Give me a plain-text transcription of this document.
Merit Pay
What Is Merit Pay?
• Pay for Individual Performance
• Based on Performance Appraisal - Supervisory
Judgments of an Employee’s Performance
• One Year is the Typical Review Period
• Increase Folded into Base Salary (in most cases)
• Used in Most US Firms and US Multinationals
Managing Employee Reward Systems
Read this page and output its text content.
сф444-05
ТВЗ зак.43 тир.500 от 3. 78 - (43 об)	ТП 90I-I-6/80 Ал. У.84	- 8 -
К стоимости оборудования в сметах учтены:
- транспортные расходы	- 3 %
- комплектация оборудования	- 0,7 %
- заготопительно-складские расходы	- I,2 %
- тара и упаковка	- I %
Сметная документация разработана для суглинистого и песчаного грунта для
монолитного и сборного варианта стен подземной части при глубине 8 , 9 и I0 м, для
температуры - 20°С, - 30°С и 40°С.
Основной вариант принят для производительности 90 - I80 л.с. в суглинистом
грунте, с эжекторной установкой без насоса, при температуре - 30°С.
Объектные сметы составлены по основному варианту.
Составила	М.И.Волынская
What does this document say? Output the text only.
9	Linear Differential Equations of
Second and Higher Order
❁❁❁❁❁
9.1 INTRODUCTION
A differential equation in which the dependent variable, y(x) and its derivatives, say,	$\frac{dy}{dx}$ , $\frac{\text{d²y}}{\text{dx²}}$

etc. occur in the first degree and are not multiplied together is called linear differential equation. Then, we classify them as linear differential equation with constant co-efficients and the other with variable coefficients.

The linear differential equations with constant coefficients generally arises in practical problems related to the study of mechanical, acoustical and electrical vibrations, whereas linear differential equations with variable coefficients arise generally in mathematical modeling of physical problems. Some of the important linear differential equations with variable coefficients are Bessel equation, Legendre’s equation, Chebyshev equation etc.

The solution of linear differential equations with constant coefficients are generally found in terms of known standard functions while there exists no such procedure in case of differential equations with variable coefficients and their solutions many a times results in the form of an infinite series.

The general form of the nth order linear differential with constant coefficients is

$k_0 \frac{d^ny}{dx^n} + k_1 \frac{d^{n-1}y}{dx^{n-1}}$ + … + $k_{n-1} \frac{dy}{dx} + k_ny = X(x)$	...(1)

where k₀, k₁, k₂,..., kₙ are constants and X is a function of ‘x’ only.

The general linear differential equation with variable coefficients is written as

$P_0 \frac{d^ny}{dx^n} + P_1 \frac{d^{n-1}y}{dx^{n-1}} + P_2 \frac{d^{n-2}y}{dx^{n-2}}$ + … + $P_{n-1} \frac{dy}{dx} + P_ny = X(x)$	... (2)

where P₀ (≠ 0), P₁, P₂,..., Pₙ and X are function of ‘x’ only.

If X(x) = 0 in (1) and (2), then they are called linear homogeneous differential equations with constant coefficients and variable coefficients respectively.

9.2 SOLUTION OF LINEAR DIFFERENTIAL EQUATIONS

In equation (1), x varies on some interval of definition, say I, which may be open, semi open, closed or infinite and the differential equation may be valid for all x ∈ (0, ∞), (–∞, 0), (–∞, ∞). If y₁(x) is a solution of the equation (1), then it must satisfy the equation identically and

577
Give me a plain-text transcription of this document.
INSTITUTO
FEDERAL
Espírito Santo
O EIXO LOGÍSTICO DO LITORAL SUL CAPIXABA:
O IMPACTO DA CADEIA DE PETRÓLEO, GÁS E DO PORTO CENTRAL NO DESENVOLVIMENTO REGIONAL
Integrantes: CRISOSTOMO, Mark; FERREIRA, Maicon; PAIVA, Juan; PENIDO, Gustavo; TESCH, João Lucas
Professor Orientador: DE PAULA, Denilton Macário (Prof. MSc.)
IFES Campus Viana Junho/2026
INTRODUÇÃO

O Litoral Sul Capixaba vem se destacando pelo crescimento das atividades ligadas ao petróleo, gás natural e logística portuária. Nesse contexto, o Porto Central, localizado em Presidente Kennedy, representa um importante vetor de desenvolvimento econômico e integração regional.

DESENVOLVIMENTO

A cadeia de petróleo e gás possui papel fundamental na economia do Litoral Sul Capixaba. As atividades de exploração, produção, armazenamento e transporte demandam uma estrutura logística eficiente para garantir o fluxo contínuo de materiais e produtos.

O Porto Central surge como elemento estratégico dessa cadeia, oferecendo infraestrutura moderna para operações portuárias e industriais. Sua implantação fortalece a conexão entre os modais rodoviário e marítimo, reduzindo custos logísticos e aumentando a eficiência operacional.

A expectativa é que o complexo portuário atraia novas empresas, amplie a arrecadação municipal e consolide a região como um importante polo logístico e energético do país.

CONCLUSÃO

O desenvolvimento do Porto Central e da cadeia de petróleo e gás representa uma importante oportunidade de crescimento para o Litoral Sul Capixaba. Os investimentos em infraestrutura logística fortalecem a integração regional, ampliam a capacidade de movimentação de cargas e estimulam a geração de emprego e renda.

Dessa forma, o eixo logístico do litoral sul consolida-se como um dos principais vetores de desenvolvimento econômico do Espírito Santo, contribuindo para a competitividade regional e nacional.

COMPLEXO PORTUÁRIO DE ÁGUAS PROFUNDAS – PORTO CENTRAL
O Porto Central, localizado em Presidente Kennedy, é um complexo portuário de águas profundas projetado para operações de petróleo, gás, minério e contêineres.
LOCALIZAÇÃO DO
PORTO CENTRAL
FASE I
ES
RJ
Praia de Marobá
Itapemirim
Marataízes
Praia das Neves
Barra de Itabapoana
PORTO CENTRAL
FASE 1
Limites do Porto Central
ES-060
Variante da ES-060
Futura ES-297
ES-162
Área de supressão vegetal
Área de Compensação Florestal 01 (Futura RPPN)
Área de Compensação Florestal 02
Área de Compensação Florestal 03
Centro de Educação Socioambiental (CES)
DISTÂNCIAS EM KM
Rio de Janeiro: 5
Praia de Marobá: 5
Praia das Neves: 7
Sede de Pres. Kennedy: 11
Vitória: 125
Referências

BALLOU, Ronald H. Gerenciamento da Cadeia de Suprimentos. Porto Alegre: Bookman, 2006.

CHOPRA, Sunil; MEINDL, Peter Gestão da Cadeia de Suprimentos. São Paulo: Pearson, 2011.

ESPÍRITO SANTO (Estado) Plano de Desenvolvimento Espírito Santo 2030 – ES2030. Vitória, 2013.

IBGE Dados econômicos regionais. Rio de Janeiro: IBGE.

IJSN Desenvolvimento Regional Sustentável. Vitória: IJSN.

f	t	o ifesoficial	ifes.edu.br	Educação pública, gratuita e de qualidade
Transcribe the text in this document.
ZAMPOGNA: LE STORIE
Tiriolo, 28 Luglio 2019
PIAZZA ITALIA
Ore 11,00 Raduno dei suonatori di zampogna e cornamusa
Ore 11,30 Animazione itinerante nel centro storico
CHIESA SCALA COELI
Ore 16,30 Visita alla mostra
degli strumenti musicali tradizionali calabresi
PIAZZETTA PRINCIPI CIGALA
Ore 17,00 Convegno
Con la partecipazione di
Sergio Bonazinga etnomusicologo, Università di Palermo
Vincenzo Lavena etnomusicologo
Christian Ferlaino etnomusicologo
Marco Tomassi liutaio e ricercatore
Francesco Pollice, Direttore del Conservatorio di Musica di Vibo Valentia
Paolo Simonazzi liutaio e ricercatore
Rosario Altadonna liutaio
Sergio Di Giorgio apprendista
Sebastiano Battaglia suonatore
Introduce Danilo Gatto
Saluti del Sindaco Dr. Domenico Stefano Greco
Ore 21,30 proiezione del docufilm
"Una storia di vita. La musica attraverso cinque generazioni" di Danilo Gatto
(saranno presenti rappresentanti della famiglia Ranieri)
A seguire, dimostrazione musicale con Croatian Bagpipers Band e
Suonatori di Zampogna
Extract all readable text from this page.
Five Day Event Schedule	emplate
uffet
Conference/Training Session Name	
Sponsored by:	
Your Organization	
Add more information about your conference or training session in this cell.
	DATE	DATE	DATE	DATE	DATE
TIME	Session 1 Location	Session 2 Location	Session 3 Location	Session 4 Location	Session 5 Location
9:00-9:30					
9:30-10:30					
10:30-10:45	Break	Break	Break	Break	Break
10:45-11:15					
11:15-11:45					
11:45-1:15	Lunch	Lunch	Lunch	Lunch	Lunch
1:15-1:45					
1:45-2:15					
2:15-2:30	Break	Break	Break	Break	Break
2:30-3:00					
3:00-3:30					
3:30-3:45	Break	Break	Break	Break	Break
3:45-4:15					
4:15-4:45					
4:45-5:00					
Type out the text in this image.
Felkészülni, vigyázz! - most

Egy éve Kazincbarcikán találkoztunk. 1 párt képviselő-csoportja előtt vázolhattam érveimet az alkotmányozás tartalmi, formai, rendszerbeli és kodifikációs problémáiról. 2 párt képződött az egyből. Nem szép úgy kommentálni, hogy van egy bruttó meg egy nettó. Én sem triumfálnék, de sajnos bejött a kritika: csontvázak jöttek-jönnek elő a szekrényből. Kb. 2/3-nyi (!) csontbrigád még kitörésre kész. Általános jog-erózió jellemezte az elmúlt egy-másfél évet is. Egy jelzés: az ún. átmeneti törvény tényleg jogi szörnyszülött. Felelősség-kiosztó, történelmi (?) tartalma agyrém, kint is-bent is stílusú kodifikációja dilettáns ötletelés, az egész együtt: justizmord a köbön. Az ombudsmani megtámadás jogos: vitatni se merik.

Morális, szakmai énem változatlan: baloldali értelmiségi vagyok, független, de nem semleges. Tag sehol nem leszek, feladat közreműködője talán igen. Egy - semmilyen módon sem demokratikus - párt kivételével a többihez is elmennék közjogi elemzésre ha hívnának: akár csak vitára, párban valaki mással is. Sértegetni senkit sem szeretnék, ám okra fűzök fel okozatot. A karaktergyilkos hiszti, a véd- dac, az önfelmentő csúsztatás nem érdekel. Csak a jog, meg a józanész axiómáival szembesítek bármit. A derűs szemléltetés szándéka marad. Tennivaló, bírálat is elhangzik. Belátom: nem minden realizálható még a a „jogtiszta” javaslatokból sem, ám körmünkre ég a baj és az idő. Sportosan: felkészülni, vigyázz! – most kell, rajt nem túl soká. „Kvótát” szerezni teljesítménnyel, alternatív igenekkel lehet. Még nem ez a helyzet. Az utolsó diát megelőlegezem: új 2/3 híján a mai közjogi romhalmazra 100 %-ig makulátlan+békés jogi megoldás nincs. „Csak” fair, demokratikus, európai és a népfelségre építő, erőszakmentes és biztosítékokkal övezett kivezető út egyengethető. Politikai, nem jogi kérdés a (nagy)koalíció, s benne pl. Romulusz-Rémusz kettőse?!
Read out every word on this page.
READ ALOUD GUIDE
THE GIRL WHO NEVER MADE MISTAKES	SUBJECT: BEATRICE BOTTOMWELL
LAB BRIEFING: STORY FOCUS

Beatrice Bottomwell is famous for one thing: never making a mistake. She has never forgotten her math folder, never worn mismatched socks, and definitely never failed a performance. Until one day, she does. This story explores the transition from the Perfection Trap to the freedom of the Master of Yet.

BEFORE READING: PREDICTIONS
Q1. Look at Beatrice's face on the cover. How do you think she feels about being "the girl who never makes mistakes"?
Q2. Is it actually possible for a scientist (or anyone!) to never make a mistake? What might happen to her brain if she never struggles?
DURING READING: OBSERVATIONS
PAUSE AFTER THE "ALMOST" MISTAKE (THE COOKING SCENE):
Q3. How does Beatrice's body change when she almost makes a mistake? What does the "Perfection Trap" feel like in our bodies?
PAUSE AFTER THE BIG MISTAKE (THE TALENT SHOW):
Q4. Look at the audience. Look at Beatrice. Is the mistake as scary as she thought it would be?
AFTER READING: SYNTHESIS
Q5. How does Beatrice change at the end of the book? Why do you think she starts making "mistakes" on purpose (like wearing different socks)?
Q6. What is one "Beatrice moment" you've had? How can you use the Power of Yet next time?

[WHAT YOU WILL DO] Extract every line above containing the word "integração".

[SOLUTION FOR THIS PROBLEM]
O Litoral Sul Capixaba vem se destacando pelo crescimento das atividades ligadas ao petróleo, gás natural e logística portuária. Nesse contexto, o Porto Central, localizado em Presidente Kennedy, representa um importante vetor de desenvolvimento econômico e integração regional.
O desenvolvimento do Porto Central e da cadeia de petróleo e gás representa uma importante oportunidade de crescimento para o Litoral Sul Capixaba. Os investimentos em infraestrutura logística fortalecem a integração regional, ampliam a capacidade de movimentação de cargas e estimulam a geração de emprego e renda.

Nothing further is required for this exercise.